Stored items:
□ □ □ □
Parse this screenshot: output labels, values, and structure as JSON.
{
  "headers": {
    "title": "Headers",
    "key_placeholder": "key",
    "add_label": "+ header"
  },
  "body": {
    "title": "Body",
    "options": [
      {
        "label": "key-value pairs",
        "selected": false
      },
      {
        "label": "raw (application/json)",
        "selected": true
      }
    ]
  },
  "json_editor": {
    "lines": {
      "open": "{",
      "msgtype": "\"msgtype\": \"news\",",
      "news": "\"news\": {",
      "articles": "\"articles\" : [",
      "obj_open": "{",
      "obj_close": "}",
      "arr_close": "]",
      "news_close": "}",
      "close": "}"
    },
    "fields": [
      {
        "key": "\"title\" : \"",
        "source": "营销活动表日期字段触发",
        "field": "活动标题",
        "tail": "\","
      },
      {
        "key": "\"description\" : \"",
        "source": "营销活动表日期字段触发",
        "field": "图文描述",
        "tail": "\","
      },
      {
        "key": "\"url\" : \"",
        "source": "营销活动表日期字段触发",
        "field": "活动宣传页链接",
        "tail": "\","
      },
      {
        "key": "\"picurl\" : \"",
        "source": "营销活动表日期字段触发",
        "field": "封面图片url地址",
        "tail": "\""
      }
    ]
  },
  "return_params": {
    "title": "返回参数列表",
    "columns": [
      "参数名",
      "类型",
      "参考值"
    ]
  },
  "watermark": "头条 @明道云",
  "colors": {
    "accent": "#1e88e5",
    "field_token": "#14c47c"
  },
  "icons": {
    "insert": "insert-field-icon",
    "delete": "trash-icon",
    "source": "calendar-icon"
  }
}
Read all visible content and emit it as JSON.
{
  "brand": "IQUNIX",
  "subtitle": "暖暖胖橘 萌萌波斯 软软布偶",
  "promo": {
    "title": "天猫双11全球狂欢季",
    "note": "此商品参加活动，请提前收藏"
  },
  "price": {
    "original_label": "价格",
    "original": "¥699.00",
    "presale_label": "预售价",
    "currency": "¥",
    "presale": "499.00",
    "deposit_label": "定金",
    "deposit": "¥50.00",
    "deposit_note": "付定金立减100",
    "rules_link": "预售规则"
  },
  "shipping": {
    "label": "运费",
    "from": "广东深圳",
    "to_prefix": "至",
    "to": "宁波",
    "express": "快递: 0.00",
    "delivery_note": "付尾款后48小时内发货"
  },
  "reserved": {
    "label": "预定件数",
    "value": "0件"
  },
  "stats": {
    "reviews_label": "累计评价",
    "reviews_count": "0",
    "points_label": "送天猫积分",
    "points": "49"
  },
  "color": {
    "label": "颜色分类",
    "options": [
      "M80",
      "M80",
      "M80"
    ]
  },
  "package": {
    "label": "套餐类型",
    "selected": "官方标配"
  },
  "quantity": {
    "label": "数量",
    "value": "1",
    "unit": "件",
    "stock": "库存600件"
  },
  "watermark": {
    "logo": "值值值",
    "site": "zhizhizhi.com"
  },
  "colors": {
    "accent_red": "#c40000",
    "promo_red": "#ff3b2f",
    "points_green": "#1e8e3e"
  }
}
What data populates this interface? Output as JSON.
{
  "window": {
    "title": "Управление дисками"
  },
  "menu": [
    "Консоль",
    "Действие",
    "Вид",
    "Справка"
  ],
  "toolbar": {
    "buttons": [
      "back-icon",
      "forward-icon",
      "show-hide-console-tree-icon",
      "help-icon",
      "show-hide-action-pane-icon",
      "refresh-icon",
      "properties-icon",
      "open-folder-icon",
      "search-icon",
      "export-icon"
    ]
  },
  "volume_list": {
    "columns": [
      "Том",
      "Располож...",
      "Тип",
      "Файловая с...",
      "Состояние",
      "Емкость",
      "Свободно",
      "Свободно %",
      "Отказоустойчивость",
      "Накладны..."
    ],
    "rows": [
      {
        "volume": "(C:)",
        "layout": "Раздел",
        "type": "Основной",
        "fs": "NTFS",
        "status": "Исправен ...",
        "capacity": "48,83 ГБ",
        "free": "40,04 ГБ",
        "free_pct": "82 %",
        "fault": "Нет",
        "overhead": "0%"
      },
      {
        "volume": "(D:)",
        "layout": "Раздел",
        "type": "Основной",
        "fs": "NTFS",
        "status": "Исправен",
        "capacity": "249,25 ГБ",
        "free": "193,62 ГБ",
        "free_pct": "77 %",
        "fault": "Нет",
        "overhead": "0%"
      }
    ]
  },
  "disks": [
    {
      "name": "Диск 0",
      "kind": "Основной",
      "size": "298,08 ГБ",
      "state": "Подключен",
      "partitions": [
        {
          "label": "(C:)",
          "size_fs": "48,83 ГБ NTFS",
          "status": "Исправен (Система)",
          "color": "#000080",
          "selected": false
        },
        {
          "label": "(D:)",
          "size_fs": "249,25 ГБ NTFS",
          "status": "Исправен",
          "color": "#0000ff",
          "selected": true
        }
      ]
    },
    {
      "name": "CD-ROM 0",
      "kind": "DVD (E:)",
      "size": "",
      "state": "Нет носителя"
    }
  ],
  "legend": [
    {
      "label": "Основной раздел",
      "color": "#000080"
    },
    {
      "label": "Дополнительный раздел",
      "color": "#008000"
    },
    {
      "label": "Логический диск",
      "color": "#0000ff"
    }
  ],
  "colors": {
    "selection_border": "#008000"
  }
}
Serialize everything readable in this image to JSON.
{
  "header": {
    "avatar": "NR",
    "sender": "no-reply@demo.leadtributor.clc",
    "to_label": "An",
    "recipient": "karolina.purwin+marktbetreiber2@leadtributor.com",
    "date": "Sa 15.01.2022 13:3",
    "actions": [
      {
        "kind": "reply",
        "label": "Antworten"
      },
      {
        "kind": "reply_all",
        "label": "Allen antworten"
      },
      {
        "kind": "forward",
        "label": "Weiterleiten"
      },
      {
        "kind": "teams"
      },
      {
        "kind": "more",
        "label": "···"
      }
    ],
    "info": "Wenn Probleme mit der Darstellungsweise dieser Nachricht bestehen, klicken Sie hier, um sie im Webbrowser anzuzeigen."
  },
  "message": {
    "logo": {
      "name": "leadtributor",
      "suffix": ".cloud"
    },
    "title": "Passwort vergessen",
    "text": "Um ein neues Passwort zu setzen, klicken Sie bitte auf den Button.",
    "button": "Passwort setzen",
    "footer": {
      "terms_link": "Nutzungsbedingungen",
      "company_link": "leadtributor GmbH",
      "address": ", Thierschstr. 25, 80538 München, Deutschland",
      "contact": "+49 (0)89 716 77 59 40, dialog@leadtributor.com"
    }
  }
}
□ □ □ □
▶ INSTRUCTION
Type the whole listing again, unaltered.

▶ EXERCISE ANSWER
Parse this screenshot: output labels, values, and structure as JSON.
{
  "headers": {
    "title": "Headers",
    "key_placeholder": "key",
    "add_label": "+ header"
  },
  "body": {
    "title": "Body",
    "options": [
      {
        "label": "key-value pairs",
        "selected": false
      },
      {
        "label": "raw (application/json)",
        "selected": true
      }
    ]
  },
  "json_editor": {
    "lines": {
      "open": "{",
      "msgtype": "\"msgtype\": \"news\",",
      "news": "\"news\": {",
      "articles": "\"articles\" : [",
      "obj_open": "{",
      "obj_close": "}",
      "arr_close": "]",
      "news_close": "}",
      "close": "}"
    },
    "fields": [
      {
        "key": "\"title\" : \"",
        "source": "营销活动表日期字段触发",
        "field": "活动标题",
        "tail": "\","
      },
      {
        "key": "\"description\" : \"",
        "source": "营销活动表日期字段触发",
        "field": "图文描述",
        "tail": "\","
      },
      {
        "key": "\"url\" : \"",
        "source": "营销活动表日期字段触发",
        "field": "活动宣传页链接",
        "tail": "\","
      },
      {
        "key": "\"picurl\" : \"",
        "source": "营销活动表日期字段触发",
        "field": "封面图片url地址",
        "tail": "\""
      }
    ]
  },
  "return_params": {
    "title": "返回参数列表",
    "columns": [
      "参数名",
      "类型",
      "参考值"
    ]
  },
  "watermark": "头条 @明道云",
  "colors": {
    "accent": "#1e88e5",
    "field_token": "#14c47c"
  },
  "icons": {
    "insert": "insert-field-icon",
    "delete": "trash-icon",
    "source": "calendar-icon"
  }
}
Read all visible content and emit it as JSON.
{
  "brand": "IQUNIX",
  "subtitle": "暖暖胖橘 萌萌波斯 软软布偶",
  "promo": {
    "title": "天猫双11全球狂欢季",
    "note": "此商品参加活动，请提前收藏"
  },
  "price": {
    "original_label": "价格",
    "original": "¥699.00",
    "presale_label": "预售价",
    "currency": "¥",
    "presale": "499.00",
    "deposit_label": "定金",
    "deposit": "¥50.00",
    "deposit_note": "付定金立减100",
    "rules_link": "预售规则"
  },
  "shipping": {
    "label": "运费",
    "from": "广东深圳",
    "to_prefix": "至",
    "to": "宁波",
    "express": "快递: 0.00",
    "delivery_note": "付尾款后48小时内发货"
  },
  "reserved": {
    "label": "预定件数",
    "value": "0件"
  },
  "stats": {
    "reviews_label": "累计评价",
    "reviews_count": "0",
    "points_label": "送天猫积分",
    "points": "49"
  },
  "color": {
    "label": "颜色分类",
    "options": [
      "M80",
      "M80",
      "M80"
    ]
  },
  "package": {
    "label": "套餐类型",
    "selected": "官方标配"
  },
  "quantity": {
    "label": "数量",
    "value": "1",
    "unit": "件",
    "stock": "库存600件"
  },
  "watermark": {
    "logo": "值值值",
    "site": "zhizhizhi.com"
  },
  "colors": {
    "accent_red": "#c40000",
    "promo_red": "#ff3b2f",
    "points_green": "#1e8e3e"
  }
}
What data populates this interface? Output as JSON.
{
  "window": {
    "title": "Управление дисками"
  },
  "menu": [
    "Консоль",
    "Действие",
    "Вид",
    "Справка"
  ],
  "toolbar": {
    "buttons": [
      "back-icon",
      "forward-icon",
      "show-hide-console-tree-icon",
      "help-icon",
      "show-hide-action-pane-icon",
      "refresh-icon",
      "properties-icon",
      "open-folder-icon",
      "search-icon",
      "export-icon"
    ]
  },
  "volume_list": {
    "columns": [
      "Том",
      "Располож...",
      "Тип",
      "Файловая с...",
      "Состояние",
      "Емкость",
      "Свободно",
      "Свободно %",
      "Отказоустойчивость",
      "Накладны..."
    ],
    "rows": [
      {
        "volume": "(C:)",
        "layout": "Раздел",
        "type": "Основной",
        "fs": "NTFS",
        "status": "Исправен ...",
        "capacity": "48,83 ГБ",
        "free": "40,04 ГБ",
        "free_pct": "82 %",
        "fault": "Нет",
        "overhead": "0%"
      },
      {
        "volume": "(D:)",
        "layout": "Раздел",
        "type": "Основной",
        "fs": "NTFS",
        "status": "Исправен",
        "capacity": "249,25 ГБ",
        "free": "193,62 ГБ",
        "free_pct": "77 %",
        "fault": "Нет",
        "overhead": "0%"
      }
    ]
  },
  "disks": [
    {
      "name": "Диск 0",
      "kind": "Основной",
      "size": "298,08 ГБ",
      "state": "Подключен",
      "partitions": [
        {
          "label": "(C:)",
          "size_fs": "48,83 ГБ NTFS",
          "status": "Исправен (Система)",
          "color": "#000080",
          "selected": false
        },
        {
          "label": "(D:)",
          "size_fs": "249,25 ГБ NTFS",
          "status": "Исправен",
          "color": "#0000ff",
          "selected": true
        }
      ]
    },
    {
      "name": "CD-ROM 0",
      "kind": "DVD (E:)",
      "size": "",
      "state": "Нет носителя"
    }
  ],
  "legend": [
    {
      "label": "Основной раздел",
      "color": "#000080"
    },
    {
      "label": "Дополнительный раздел",
      "color": "#008000"
    },
    {
      "label": "Логический диск",
      "color": "#0000ff"
    }
  ],
  "colors": {
    "selection_border": "#008000"
  }
}
Serialize everything readable in this image to JSON.
{
  "header": {
    "avatar": "NR",
    "sender": "no-reply@demo.leadtributor.clc",
    "to_label": "An",
    "recipient": "karolina.purwin+marktbetreiber2@leadtributor.com",
    "date": "Sa 15.01.2022 13:3",
    "actions": [
      {
        "kind": "reply",
        "label": "Antworten"
      },
      {
        "kind": "reply_all",
        "label": "Allen antworten"
      },
      {
        "kind": "forward",
        "label": "Weiterleiten"
      },
      {
        "kind": "teams"
      },
      {
        "kind": "more",
        "label": "···"
      }
    ],
    "info": "Wenn Probleme mit der Darstellungsweise dieser Nachricht bestehen, klicken Sie hier, um sie im Webbrowser anzuzeigen."
  },
  "message": {
    "logo": {
      "name": "leadtributor",
      "suffix": ".cloud"
    },
    "title": "Passwort vergessen",
    "text": "Um ein neues Passwort zu setzen, klicken Sie bitte auf den Button.",
    "button": "Passwort setzen",
    "footer": {
      "terms_link": "Nutzungsbedingungen",
      "company_link": "leadtributor GmbH",
      "address": ", Thierschstr. 25, 80538 München, Deutschland",
      "contact": "+49 (0)89 716 77 59 40, dialog@leadtributor.com"
    }
  }
}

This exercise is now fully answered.